Restate the full set of records exactly, word for word.

Begin Raw data

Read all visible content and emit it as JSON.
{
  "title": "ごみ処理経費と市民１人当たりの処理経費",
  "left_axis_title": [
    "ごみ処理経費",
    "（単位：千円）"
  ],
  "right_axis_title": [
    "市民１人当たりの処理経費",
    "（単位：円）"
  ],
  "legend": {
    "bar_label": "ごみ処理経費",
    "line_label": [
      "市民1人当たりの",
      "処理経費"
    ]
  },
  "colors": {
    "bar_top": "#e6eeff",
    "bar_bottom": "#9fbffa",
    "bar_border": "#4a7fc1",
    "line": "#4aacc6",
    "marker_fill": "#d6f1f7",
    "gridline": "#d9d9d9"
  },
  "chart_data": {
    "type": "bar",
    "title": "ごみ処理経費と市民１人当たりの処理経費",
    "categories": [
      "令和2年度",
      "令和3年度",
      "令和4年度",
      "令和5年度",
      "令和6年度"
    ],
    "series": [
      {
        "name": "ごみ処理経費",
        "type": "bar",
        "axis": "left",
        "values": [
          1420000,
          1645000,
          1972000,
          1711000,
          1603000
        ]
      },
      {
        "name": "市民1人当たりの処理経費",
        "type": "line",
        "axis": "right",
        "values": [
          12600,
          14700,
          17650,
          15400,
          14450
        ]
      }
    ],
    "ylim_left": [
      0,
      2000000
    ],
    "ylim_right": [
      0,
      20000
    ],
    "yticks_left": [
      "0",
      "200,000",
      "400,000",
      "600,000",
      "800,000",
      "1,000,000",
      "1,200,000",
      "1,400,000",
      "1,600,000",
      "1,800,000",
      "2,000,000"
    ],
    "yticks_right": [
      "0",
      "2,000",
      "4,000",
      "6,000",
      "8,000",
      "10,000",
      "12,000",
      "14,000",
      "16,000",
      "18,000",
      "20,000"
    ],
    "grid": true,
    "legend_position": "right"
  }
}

End Raw data

Reply to the exercise:
Read all visible content and emit it as JSON.
{
  "title": "ごみ処理経費と市民１人当たりの処理経費",
  "left_axis_title": [
    "ごみ処理経費",
    "（単位：千円）"
  ],
  "right_axis_title": [
    "市民１人当たりの処理経費",
    "（単位：円）"
  ],
  "legend": {
    "bar_label": "ごみ処理経費",
    "line_label": [
      "市民1人当たりの",
      "処理経費"
    ]
  },
  "colors": {
    "bar_top": "#e6eeff",
    "bar_bottom": "#9fbffa",
    "bar_border": "#4a7fc1",
    "line": "#4aacc6",
    "marker_fill": "#d6f1f7",
    "gridline": "#d9d9d9"
  },
  "chart_data": {
    "type": "bar",
    "title": "ごみ処理経費と市民１人当たりの処理経費",
    "categories": [
      "令和2年度",
      "令和3年度",
      "令和4年度",
      "令和5年度",
      "令和6年度"
    ],
    "series": [
      {
        "name": "ごみ処理経費",
        "type": "bar",
        "axis": "left",
        "values": [
          1420000,
          1645000,
          1972000,
          1711000,
          1603000
        ]
      },
      {
        "name": "市民1人当たりの処理経費",
        "type": "line",
        "axis": "right",
        "values": [
          12600,
          14700,
          17650,
          15400,
          14450
        ]
      }
    ],
    "ylim_left": [
      0,
      2000000
    ],
    "ylim_right": [
      0,
      20000
    ],
    "yticks_left": [
      "0",
      "200,000",
      "400,000",
      "600,000",
      "800,000",
      "1,000,000",
      "1,200,000",
      "1,400,000",
      "1,600,000",
      "1,800,000",
      "2,000,000"
    ],
    "yticks_right": [
      "0",
      "2,000",
      "4,000",
      "6,000",
      "8,000",
      "10,000",
      "12,000",
      "14,000",
      "16,000",
      "18,000",
      "20,000"
    ],
    "grid": true,
    "legend_position": "right"
  }
}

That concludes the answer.